SET EXERCISE:
From the listing below, pull out every line where the string "任职表态发言" appears.

* * * *

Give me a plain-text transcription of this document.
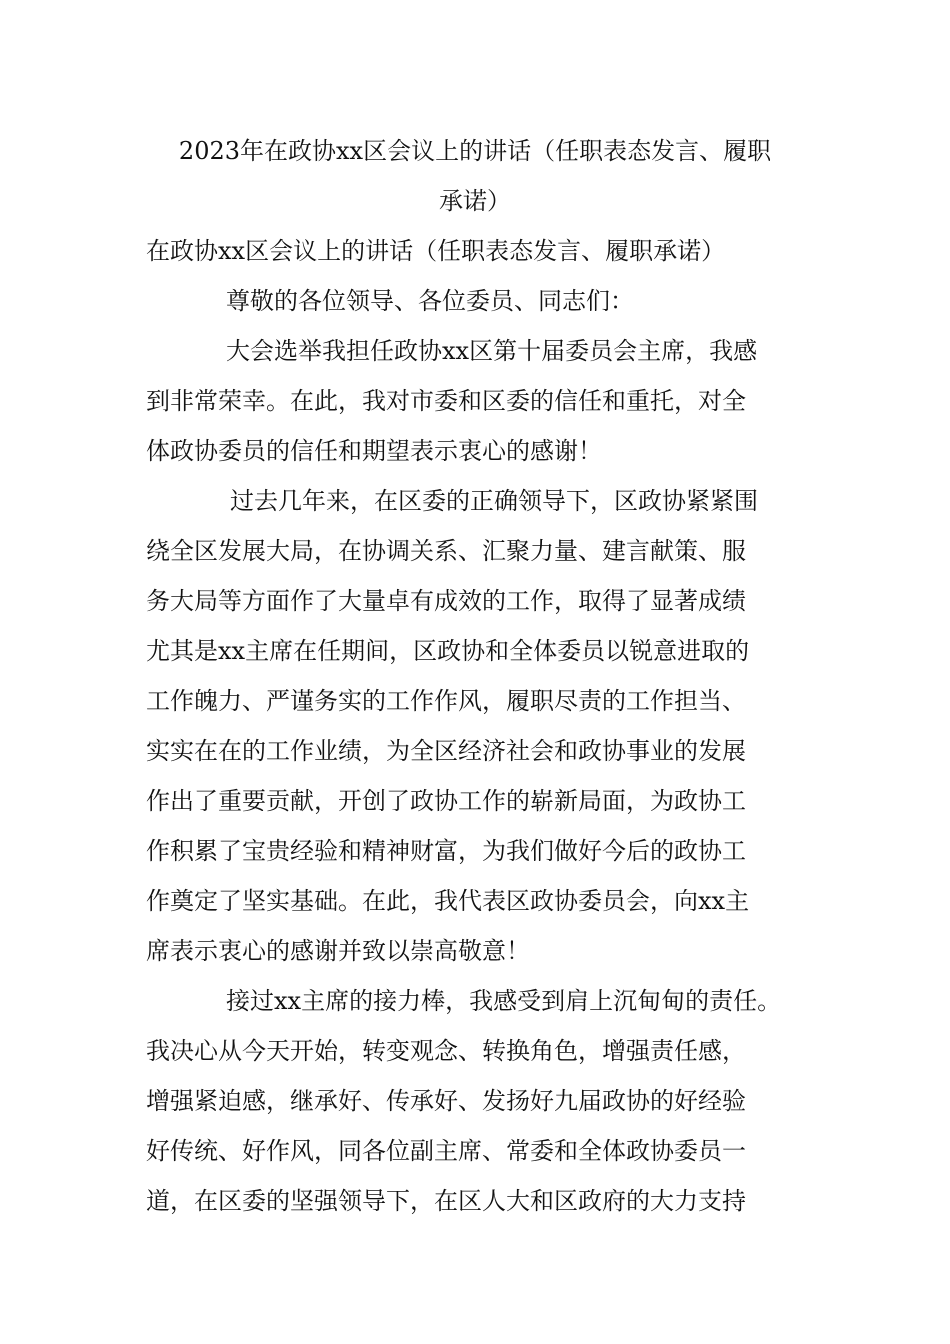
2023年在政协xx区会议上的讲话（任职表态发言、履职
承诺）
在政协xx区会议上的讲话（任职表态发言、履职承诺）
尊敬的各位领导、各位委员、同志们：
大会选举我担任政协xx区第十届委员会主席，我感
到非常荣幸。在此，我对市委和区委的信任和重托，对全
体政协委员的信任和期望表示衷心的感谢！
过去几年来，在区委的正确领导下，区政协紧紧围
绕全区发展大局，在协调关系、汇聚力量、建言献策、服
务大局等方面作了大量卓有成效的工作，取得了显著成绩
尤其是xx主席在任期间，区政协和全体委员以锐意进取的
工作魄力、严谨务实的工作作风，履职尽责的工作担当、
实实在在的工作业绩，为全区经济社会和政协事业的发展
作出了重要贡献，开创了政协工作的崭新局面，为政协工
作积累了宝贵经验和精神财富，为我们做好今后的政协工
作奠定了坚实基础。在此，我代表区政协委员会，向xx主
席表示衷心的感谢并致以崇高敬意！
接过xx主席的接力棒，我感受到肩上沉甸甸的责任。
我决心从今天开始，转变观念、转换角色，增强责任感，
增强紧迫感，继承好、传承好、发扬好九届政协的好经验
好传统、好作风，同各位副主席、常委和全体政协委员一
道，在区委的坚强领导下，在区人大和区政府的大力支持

* * * *

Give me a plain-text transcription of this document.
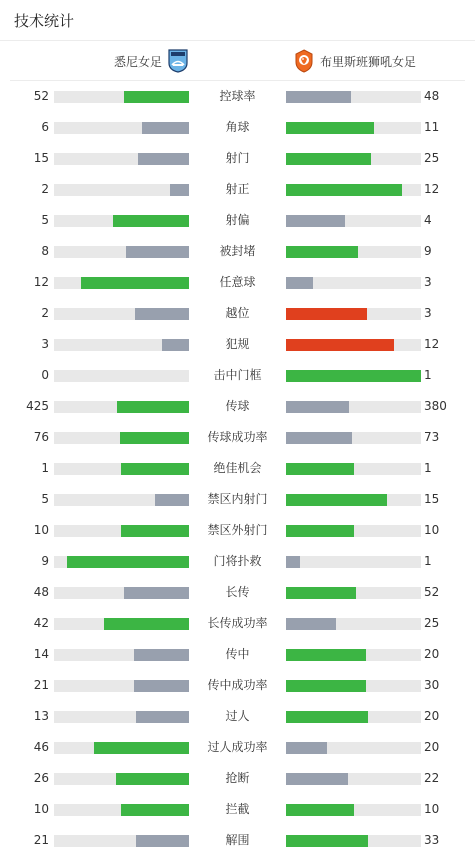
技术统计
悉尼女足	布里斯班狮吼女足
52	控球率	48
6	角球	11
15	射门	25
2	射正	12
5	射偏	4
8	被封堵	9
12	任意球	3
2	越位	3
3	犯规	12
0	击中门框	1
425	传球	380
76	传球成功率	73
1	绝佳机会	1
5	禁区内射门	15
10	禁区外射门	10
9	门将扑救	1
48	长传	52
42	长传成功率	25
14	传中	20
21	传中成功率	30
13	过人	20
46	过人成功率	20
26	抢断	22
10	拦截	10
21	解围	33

* * * *

EXERCISE ANSWER:
2023年在政协xx区会议上的讲话（任职表态发言、履职
在政协xx区会议上的讲话（任职表态发言、履职承诺）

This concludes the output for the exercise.